Document excerpt:
* START *

The Fast Inverse Square Root algorithm is one of the most famous numerical methods in computer science, gaining legendary status for its crucial role in real-time 3D graphics. It was popularized by its use in the 1999 video game Quake III Arena, where it was employed to perform rapid vector normalization.
What is the Fast Inverse Square Root Algorithm?
The Fast Inverse Square Root algorithm provides an efficient method to compute \( \frac{1}{\sqrt{x}} \), a calculation that is typically resource-intensive. By combining bitwise manipulations with a refinement step using Newton's method, the algorithm achieves a fast and remarkably accurate approximation.
The Importance of Inverse Square Root in 3D Graphics
In 3D graphics, vector normalization is essential. It involves scaling a vector so that its magnitude is 1, which is critical for lighting calculations, reflections, and geometric operations. Normalization is achieved by dividing each component of a vector by its length:
\[ \hat{\mathbf{v}} = \frac{\mathbf{v}}{\|\mathbf{v}\|} = \mathbf{v} \times \frac{1}{\sqrt{v_x^2 + v_y^2 + v_z^2}} \]
where the Fast Inverse Square Root algorithm is used to quickly compute \( \frac{1}{\sqrt{x}} \) with \(x=v_x^2 + v_y^2 + v_z^2\).

* END *

Requirements:
1. Using the article on the fast inverse square root, answer these:
(a) Which 1999 video game popularized the algorithm?
(b) Which method does the algorithm use for its refinement step?
(c) To what magnitude does normalization scale a vector?
2. Retype the article on the fast inverse square root from "The Fast Inverse Square Root algorithm provides" up to and including "v_y^2 + v_z^2\).".

Dataset extract:
* START *

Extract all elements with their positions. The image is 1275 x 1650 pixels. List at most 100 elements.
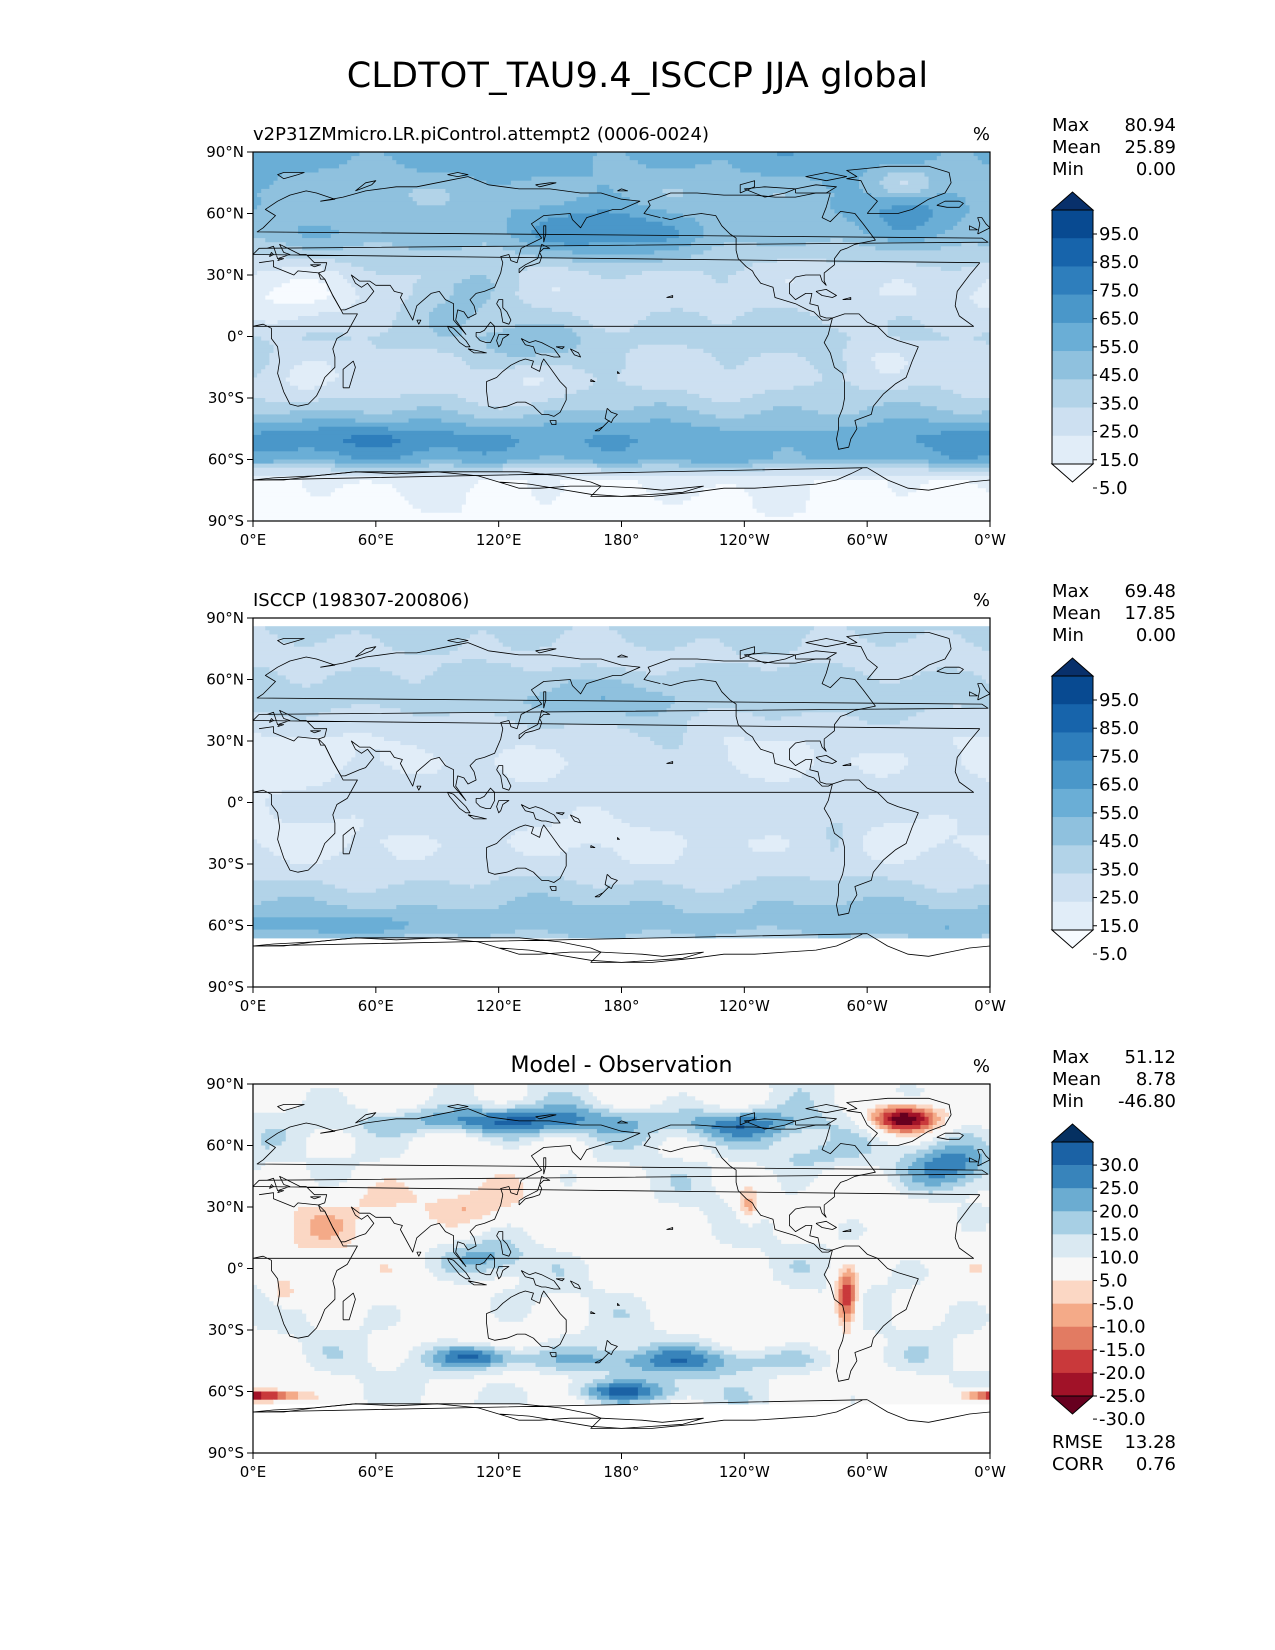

* END *

Task answers:
1.
(a) Quake III Arena
(b) Newton's method
(c) 1

2.
The Fast Inverse Square Root algorithm provides an efficient method to compute \( \frac{1}{\sqrt{x}} \), a calculation that is typically resource-intensive. By combining bitwise manipulations with a refinement step using Newton's method, the algorithm achieves a fast and remarkably accurate approximation.
The Importance of Inverse Square Root in 3D Graphics
In 3D graphics, vector normalization is essential. It involves scaling a vector so that its magnitude is 1, which is critical for lighting calculations, reflections, and geometric operations. Normalization is achieved by dividing each component of a vector by its length:
\[ \hat{\mathbf{v}} = \frac{\mathbf{v}}{\|\mathbf{v}\|} = \mathbf{v} \times \frac{1}{\sqrt{v_x^2 + v_y^2 + v_z^2}} \]
where the Fast Inverse Square Root algorithm is used to quickly compute \( \frac{1}{\sqrt{x}} \) with \(x=v_x^2 + v_y^2 + v_z^2\).